-- Start Extracted entries --

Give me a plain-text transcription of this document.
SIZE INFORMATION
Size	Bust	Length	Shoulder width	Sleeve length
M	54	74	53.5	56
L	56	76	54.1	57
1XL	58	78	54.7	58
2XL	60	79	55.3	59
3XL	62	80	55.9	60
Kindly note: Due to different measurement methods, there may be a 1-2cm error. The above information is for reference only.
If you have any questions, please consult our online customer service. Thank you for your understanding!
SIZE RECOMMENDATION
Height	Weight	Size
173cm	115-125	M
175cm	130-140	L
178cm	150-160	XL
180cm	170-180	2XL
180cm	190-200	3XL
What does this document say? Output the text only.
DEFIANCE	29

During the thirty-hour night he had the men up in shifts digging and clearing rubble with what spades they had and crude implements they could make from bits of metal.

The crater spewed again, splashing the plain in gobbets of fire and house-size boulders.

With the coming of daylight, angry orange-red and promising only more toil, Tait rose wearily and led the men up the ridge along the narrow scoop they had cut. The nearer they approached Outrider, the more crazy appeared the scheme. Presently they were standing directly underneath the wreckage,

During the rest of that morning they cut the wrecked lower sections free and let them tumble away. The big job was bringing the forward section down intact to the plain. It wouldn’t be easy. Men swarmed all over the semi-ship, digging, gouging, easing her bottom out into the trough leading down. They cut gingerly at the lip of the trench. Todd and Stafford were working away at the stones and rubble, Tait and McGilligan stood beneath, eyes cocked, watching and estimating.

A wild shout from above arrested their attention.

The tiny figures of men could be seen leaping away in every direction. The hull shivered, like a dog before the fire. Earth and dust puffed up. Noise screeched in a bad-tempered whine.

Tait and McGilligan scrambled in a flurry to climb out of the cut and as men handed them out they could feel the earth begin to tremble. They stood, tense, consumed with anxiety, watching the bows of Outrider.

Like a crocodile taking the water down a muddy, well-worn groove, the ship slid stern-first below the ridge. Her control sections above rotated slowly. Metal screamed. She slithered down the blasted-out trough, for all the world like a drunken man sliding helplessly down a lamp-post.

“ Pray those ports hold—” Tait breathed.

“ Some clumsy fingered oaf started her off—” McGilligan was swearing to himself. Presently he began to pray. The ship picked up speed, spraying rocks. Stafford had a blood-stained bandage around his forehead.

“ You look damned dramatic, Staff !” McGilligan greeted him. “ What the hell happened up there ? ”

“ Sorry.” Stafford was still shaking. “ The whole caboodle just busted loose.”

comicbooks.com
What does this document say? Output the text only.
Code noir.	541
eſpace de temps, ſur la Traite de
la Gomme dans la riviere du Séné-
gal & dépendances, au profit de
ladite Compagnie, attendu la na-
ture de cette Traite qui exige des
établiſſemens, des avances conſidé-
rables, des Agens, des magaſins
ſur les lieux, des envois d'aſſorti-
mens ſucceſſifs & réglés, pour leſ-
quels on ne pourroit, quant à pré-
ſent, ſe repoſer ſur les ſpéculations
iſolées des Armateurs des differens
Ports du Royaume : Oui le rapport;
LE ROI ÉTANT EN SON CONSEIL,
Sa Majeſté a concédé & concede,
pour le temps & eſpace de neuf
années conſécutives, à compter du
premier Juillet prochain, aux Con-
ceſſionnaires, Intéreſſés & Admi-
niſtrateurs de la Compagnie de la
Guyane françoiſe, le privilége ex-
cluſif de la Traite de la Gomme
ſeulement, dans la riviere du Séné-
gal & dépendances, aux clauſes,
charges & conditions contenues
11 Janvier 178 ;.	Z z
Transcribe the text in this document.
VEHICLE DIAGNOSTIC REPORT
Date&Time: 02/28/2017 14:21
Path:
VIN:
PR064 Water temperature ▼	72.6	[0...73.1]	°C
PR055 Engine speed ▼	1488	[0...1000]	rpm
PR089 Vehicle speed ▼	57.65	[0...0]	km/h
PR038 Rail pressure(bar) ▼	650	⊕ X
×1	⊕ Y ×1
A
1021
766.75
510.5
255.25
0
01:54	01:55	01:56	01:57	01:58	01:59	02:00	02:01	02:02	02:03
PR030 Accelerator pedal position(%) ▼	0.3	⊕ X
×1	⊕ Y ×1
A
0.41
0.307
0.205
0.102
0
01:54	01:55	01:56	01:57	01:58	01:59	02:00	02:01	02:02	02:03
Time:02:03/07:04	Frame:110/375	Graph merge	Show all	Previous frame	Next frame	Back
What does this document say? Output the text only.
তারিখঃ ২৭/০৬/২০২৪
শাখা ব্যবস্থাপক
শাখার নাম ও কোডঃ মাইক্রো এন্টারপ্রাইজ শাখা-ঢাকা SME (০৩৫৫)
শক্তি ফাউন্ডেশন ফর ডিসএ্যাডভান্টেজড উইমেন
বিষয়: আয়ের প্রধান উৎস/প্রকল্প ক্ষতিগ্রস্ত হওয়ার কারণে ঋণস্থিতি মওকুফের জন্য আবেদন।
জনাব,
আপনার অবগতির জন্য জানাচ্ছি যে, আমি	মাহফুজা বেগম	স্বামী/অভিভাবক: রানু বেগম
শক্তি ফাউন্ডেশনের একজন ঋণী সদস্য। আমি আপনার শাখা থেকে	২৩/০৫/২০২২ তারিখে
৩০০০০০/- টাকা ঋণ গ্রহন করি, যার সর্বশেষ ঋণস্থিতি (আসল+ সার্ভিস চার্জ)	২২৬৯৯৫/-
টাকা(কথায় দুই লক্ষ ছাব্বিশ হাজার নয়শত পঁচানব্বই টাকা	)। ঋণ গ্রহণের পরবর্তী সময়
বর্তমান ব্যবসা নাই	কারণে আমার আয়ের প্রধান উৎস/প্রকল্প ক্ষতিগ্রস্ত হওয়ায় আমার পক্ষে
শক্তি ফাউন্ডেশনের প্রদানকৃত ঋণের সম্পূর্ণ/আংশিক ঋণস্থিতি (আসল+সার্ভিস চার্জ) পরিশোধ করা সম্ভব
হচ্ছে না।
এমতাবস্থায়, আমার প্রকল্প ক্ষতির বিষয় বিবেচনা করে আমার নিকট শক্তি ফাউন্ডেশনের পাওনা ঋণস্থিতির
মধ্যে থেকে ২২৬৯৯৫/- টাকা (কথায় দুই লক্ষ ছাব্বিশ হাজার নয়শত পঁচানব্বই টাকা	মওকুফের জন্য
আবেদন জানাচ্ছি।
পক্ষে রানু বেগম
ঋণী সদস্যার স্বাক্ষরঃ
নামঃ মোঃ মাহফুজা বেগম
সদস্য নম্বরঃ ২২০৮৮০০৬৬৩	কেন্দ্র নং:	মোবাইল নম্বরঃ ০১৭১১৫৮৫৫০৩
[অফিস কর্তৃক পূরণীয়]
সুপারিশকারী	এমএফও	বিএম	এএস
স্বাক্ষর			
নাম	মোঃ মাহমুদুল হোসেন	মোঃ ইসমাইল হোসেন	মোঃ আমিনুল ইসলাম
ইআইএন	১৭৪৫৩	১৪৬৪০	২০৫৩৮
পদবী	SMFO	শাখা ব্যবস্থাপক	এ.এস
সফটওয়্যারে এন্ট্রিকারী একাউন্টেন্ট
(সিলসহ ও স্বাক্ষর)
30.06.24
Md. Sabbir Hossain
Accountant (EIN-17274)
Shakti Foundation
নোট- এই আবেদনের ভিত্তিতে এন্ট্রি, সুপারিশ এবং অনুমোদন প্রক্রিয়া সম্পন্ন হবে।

-- End Extracted entries --

> **Instruction**
Take each line of the material that contains the word "fire" and list it.

> **Exercise answer**
The crater spewed again, splashing the plain in gobbets of fire and house-size boulders.
The tiny figures of men could be seen leaping away in every direction. The hull shivered, like a dog before the fire. Earth and dust puffed up. Noise screeched in a bad-tempered whine.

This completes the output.